__TASK DIRECTIONS__.
Take the entries below and reproduce them word for word.

--*--

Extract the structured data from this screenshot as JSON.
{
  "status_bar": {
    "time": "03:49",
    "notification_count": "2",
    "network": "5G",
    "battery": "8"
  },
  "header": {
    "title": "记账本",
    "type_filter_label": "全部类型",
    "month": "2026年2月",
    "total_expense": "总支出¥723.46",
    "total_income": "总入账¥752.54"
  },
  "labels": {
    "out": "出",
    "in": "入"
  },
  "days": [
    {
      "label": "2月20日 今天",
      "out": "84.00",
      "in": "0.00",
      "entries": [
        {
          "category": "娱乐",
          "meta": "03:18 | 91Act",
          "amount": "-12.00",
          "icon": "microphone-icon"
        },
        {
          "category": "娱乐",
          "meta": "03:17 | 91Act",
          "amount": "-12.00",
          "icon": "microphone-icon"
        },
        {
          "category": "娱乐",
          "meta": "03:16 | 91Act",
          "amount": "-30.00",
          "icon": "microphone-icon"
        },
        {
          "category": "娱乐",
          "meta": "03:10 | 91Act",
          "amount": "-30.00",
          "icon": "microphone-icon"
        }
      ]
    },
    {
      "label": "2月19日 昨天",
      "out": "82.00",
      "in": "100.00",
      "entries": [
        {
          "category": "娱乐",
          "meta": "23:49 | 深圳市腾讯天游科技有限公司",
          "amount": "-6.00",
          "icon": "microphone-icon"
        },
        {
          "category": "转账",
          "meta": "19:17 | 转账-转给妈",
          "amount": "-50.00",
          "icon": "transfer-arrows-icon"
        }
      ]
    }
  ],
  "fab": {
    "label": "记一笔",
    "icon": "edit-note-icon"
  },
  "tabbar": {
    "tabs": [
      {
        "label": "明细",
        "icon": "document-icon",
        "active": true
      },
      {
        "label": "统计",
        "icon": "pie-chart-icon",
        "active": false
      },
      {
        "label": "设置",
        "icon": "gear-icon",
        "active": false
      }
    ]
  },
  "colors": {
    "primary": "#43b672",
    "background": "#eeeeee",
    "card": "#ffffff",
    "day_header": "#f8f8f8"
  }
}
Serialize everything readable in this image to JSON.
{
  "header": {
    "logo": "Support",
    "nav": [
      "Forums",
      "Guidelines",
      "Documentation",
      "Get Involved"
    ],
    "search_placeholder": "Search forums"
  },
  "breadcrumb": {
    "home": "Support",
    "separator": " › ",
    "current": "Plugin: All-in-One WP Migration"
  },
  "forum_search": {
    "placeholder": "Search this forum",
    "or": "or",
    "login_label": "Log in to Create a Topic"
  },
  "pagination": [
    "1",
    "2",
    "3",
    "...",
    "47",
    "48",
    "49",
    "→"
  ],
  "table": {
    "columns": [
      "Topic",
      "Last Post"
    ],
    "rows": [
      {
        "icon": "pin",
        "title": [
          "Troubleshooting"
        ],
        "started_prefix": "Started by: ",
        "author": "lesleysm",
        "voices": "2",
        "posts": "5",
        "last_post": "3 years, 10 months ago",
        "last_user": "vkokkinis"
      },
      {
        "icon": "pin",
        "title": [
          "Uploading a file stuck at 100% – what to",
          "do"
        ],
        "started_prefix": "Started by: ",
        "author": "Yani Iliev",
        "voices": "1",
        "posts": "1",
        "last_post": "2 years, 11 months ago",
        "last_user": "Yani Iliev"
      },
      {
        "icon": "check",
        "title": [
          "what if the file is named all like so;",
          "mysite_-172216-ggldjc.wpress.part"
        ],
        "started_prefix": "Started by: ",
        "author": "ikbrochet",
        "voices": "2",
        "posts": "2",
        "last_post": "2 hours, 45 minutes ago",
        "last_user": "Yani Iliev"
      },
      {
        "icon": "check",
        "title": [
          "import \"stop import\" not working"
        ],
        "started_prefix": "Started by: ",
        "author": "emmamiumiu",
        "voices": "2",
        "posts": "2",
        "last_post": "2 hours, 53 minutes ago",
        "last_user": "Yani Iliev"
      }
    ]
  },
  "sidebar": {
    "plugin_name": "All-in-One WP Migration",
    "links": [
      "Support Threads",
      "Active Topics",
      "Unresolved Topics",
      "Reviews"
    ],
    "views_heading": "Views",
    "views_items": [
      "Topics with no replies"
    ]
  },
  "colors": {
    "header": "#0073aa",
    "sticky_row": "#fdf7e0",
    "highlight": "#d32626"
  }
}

--*--

__FINISHED ANSWER__.
Extract the structured data from this screenshot as JSON.
{
  "status_bar": {
    "time": "03:49",
    "notification_count": "2",
    "network": "5G",
    "battery": "8"
  },
  "header": {
    "title": "记账本",
    "type_filter_label": "全部类型",
    "month": "2026年2月",
    "total_expense": "总支出¥723.46",
    "total_income": "总入账¥752.54"
  },
  "labels": {
    "out": "出",
    "in": "入"
  },
  "days": [
    {
      "label": "2月20日 今天",
      "out": "84.00",
      "in": "0.00",
      "entries": [
        {
          "category": "娱乐",
          "meta": "03:18 | 91Act",
          "amount": "-12.00",
          "icon": "microphone-icon"
        },
        {
          "category": "娱乐",
          "meta": "03:17 | 91Act",
          "amount": "-12.00",
          "icon": "microphone-icon"
        },
        {
          "category": "娱乐",
          "meta": "03:16 | 91Act",
          "amount": "-30.00",
          "icon": "microphone-icon"
        },
        {
          "category": "娱乐",
          "meta": "03:10 | 91Act",
          "amount": "-30.00",
          "icon": "microphone-icon"
        }
      ]
    },
    {
      "label": "2月19日 昨天",
      "out": "82.00",
      "in": "100.00",
      "entries": [
        {
          "category": "娱乐",
          "meta": "23:49 | 深圳市腾讯天游科技有限公司",
          "amount": "-6.00",
          "icon": "microphone-icon"
        },
        {
          "category": "转账",
          "meta": "19:17 | 转账-转给妈",
          "amount": "-50.00",
          "icon": "transfer-arrows-icon"
        }
      ]
    }
  ],
  "fab": {
    "label": "记一笔",
    "icon": "edit-note-icon"
  },
  "tabbar": {
    "tabs": [
      {
        "label": "明细",
        "icon": "document-icon",
        "active": true
      },
      {
        "label": "统计",
        "icon": "pie-chart-icon",
        "active": false
      },
      {
        "label": "设置",
        "icon": "gear-icon",
        "active": false
      }
    ]
  },
  "colors": {
    "primary": "#43b672",
    "background": "#eeeeee",
    "card": "#ffffff",
    "day_header": "#f8f8f8"
  }
}
Serialize everything readable in this image to JSON.
{
  "header": {
    "logo": "Support",
    "nav": [
      "Forums",
      "Guidelines",
      "Documentation",
      "Get Involved"
    ],
    "search_placeholder": "Search forums"
  },
  "breadcrumb": {
    "home": "Support",
    "separator": " › ",
    "current": "Plugin: All-in-One WP Migration"
  },
  "forum_search": {
    "placeholder": "Search this forum",
    "or": "or",
    "login_label": "Log in to Create a Topic"
  },
  "pagination": [
    "1",
    "2",
    "3",
    "...",
    "47",
    "48",
    "49",
    "→"
  ],
  "table": {
    "columns": [
      "Topic",
      "Last Post"
    ],
    "rows": [
      {
        "icon": "pin",
        "title": [
          "Troubleshooting"
        ],
        "started_prefix": "Started by: ",
        "author": "lesleysm",
        "voices": "2",
        "posts": "5",
        "last_post": "3 years, 10 months ago",
        "last_user": "vkokkinis"
      },
      {
        "icon": "pin",
        "title": [
          "Uploading a file stuck at 100% – what to",
          "do"
        ],
        "started_prefix": "Started by: ",
        "author": "Yani Iliev",
        "voices": "1",
        "posts": "1",
        "last_post": "2 years, 11 months ago",
        "last_user": "Yani Iliev"
      },
      {
        "icon": "check",
        "title": [
          "what if the file is named all like so;",
          "mysite_-172216-ggldjc.wpress.part"
        ],
        "started_prefix": "Started by: ",
        "author": "ikbrochet",
        "voices": "2",
        "posts": "2",
        "last_post": "2 hours, 45 minutes ago",
        "last_user": "Yani Iliev"
      },
      {
        "icon": "check",
        "title": [
          "import \"stop import\" not working"
        ],
        "started_prefix": "Started by: ",
        "author": "emmamiumiu",
        "voices": "2",
        "posts": "2",
        "last_post": "2 hours, 53 minutes ago",
        "last_user": "Yani Iliev"
      }
    ]
  },
  "sidebar": {
    "plugin_name": "All-in-One WP Migration",
    "links": [
      "Support Threads",
      "Active Topics",
      "Unresolved Topics",
      "Reviews"
    ],
    "views_heading": "Views",
    "views_items": [
      "Topics with no replies"
    ]
  },
  "colors": {
    "header": "#0073aa",
    "sticky_row": "#fdf7e0",
    "highlight": "#d32626"
  }
}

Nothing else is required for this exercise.